**Work instructions**
Repeat each entry word for word. Leave any images out of the copy.

— Start —

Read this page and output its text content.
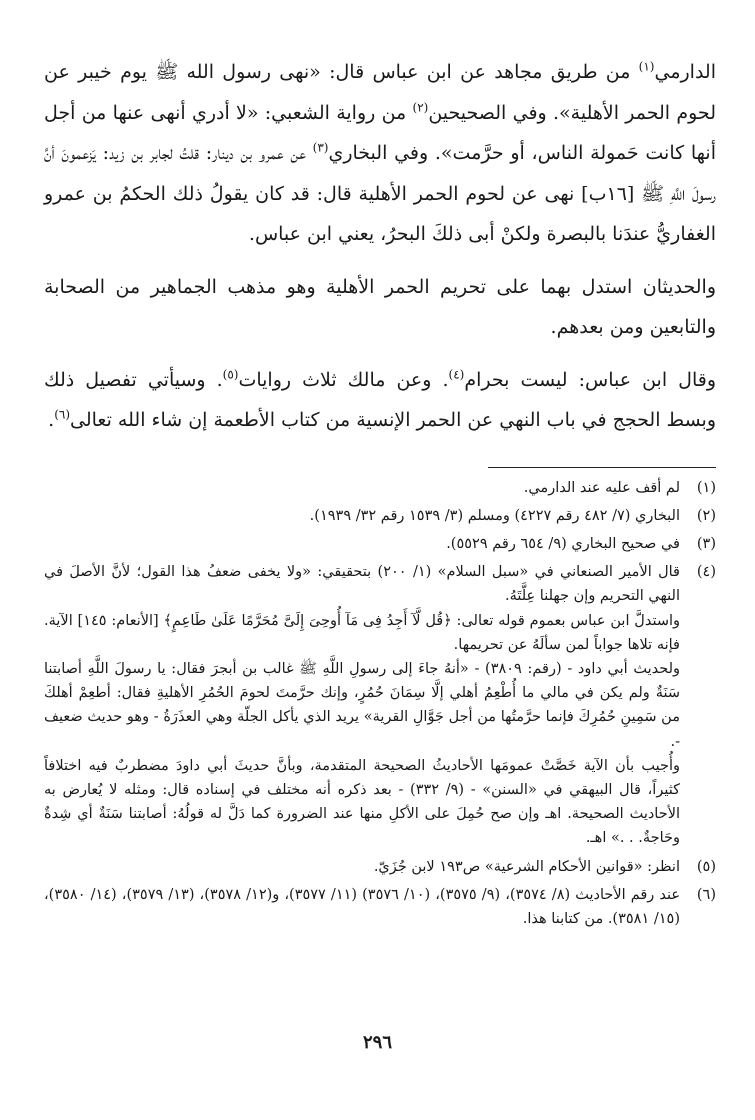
الدارمي$^{(١)}$ من طريق مجاهد عن ابن عباس قال: «نهى رسول الله ﷺ يوم خيبر عن لحوم الحمر الأهلية». وفي الصحيحين$^{(٢)}$ من رواية الشعبي: «لا أدري أنهى عنها من أجل أنها كانت حَمولة الناس، أو حرَّمت». وفي البخاري$^{(٣)}$ عن عمرو بن دينار: قلتُ لجابر بن زيد: يَزعمونَ أنَّ رسولَ اللَّهِ ﷺ [١٦ب] نهى عن لحوم الحمر الأهلية قال: قد كان يقولُ ذلك الحكمُ بن عمرو الغفاريُّ عندَنا بالبصرة ولكنْ أبى ذلكَ البحرُ، يعني ابن عباس.

والحديثان استدل بهما على تحريم الحمر الأهلية وهو مذهب الجماهير من الصحابة والتابعين ومن بعدهم.

وقال ابن عباس: ليست بحرام$^{(٤)}$. وعن مالك ثلاث روايات$^{(٥)}$. وسيأتي تفصيل ذلك وبسط الحجج في باب النهي عن الحمر الإنسية من كتاب الأطعمة إن شاء الله تعالى$^{(٦)}$.

(١)

لم أقف عليه عند الدارمي.

(٢)

البخاري (٧/ ٤٨٢ رقم ٤٢٢٧) ومسلم (٣/ ١٥٣٩ رقم ٣٢/ ١٩٣٩).

(٣)

في صحيح البخاري (٩/ ٦٥٤ رقم ٥٥٢٩).

(٤)

قال الأمير الصنعاني في «سبل السلام» (١/ ٢٠٠) بتحقيقي: «ولا يخفى ضعفُ هذا القول؛ لأنَّ الأصلَ في النهي التحريم وإن جهلنا عِلَّتَهُ.

واستدلَّ ابن عباس بعموم قوله تعالى: ﴿قُل لَّآ أَجِدُ فِى مَآ أُوحِىَ إِلَىَّ مُحَرَّمًا عَلَىٰ طَاعِمٍ﴾ [الأنعام: ١٤٥] الآية. فإنه تلاها جواباً لمن سألَهُ عن تحريمها.

ولحديث أبي داود - (رقم: ٣٨٠٩) - «أنهُ جاءَ إلى رسولِ اللَّهِ ﷺ غالب بن أبجرَ فقال: يا رسولَ اللَّهِ أصابتنا سَنَةٌ ولم يكن في مالي ما أُطْعِمُ أهلي إلَّا سِمَانَ حُمُرٍ، وإنك حرَّمتَ لحومَ الحُمُرِ الأهليةِ فقال: أطعِمْ أهلكَ من سَمِينِ حُمُرِكَ فإنما حرَّمتُها من أجل جَوَّالِ القرية» يريد الذي يأكل الجلّة وهي العذَرَةُ - وهو حديث ضعيف -.

وأُجيب بأن الآية خَصَّتْ عمومَها الأحاديثُ الصحيحة المتقدمة، وبأنَّ حديثَ أبي داودَ مضطربٌ فيه اختلافاً كثيراً، قال البيهقي في «السنن» - (٩/ ٣٣٢) - بعد ذكره أنه مختلف في إسناده قال: ومثله لا يُعارض به الأحاديث الصحيحة. اهـ وإن صح حُمِلَ على الأكلِ منها عند الضرورة كما دَلَّ له قولُهُ: أصابتنا سَنَةٌ أي شِدةٌ وحَاجةٌ. . .» اهـ.

(٥)

انظر: «قوانين الأحكام الشرعية» ص١٩٣ لابن جُزَيّ.

(٦)

عند رقم الأحاديث (٨/ ٣٥٧٤)، (٩/ ٣٥٧٥)، (١٠/ ٣٥٧٦) (١١/ ٣٥٧٧)، و(١٢/ ٣٥٧٨)، (١٣/ ٣٥٧٩)، (١٤/ ٣٥٨٠)، (١٥/ ٣٥٨١). من كتابنا هذا.

٢٩٦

— End —

**Output below**
Read this page and output its text content.
الدارمي$^{(١)}$ من طريق مجاهد عن ابن عباس قال: «نهى رسول الله ﷺ يوم خيبر عن لحوم الحمر الأهلية». وفي الصحيحين$^{(٢)}$ من رواية الشعبي: «لا أدري أنهى عنها من أجل أنها كانت حَمولة الناس، أو حرَّمت». وفي البخاري$^{(٣)}$ عن عمرو بن دينار: قلتُ لجابر بن زيد: يَزعمونَ أنَّ رسولَ اللَّهِ ﷺ [١٦ب] نهى عن لحوم الحمر الأهلية قال: قد كان يقولُ ذلك الحكمُ بن عمرو الغفاريُّ عندَنا بالبصرة ولكنْ أبى ذلكَ البحرُ، يعني ابن عباس.

والحديثان استدل بهما على تحريم الحمر الأهلية وهو مذهب الجماهير من الصحابة والتابعين ومن بعدهم.

وقال ابن عباس: ليست بحرام$^{(٤)}$. وعن مالك ثلاث روايات$^{(٥)}$. وسيأتي تفصيل ذلك وبسط الحجج في باب النهي عن الحمر الإنسية من كتاب الأطعمة إن شاء الله تعالى$^{(٦)}$.

(١)

لم أقف عليه عند الدارمي.

(٢)

البخاري (٧/ ٤٨٢ رقم ٤٢٢٧) ومسلم (٣/ ١٥٣٩ رقم ٣٢/ ١٩٣٩).

(٣)

في صحيح البخاري (٩/ ٦٥٤ رقم ٥٥٢٩).

(٤)

قال الأمير الصنعاني في «سبل السلام» (١/ ٢٠٠) بتحقيقي: «ولا يخفى ضعفُ هذا القول؛ لأنَّ الأصلَ في النهي التحريم وإن جهلنا عِلَّتَهُ.

واستدلَّ ابن عباس بعموم قوله تعالى: ﴿قُل لَّآ أَجِدُ فِى مَآ أُوحِىَ إِلَىَّ مُحَرَّمًا عَلَىٰ طَاعِمٍ﴾ [الأنعام: ١٤٥] الآية. فإنه تلاها جواباً لمن سألَهُ عن تحريمها.

ولحديث أبي داود - (رقم: ٣٨٠٩) - «أنهُ جاءَ إلى رسولِ اللَّهِ ﷺ غالب بن أبجرَ فقال: يا رسولَ اللَّهِ أصابتنا سَنَةٌ ولم يكن في مالي ما أُطْعِمُ أهلي إلَّا سِمَانَ حُمُرٍ، وإنك حرَّمتَ لحومَ الحُمُرِ الأهليةِ فقال: أطعِمْ أهلكَ من سَمِينِ حُمُرِكَ فإنما حرَّمتُها من أجل جَوَّالِ القرية» يريد الذي يأكل الجلّة وهي العذَرَةُ - وهو حديث ضعيف -.

وأُجيب بأن الآية خَصَّتْ عمومَها الأحاديثُ الصحيحة المتقدمة، وبأنَّ حديثَ أبي داودَ مضطربٌ فيه اختلافاً كثيراً، قال البيهقي في «السنن» - (٩/ ٣٣٢) - بعد ذكره أنه مختلف في إسناده قال: ومثله لا يُعارض به الأحاديث الصحيحة. اهـ وإن صح حُمِلَ على الأكلِ منها عند الضرورة كما دَلَّ له قولُهُ: أصابتنا سَنَةٌ أي شِدةٌ وحَاجةٌ. . .» اهـ.

(٥)

انظر: «قوانين الأحكام الشرعية» ص١٩٣ لابن جُزَيّ.

(٦)

عند رقم الأحاديث (٨/ ٣٥٧٤)، (٩/ ٣٥٧٥)، (١٠/ ٣٥٧٦) (١١/ ٣٥٧٧)، و(١٢/ ٣٥٧٨)، (١٣/ ٣٥٧٩)، (١٤/ ٣٥٨٠)، (١٥/ ٣٥٨١). من كتابنا هذا.

٢٩٦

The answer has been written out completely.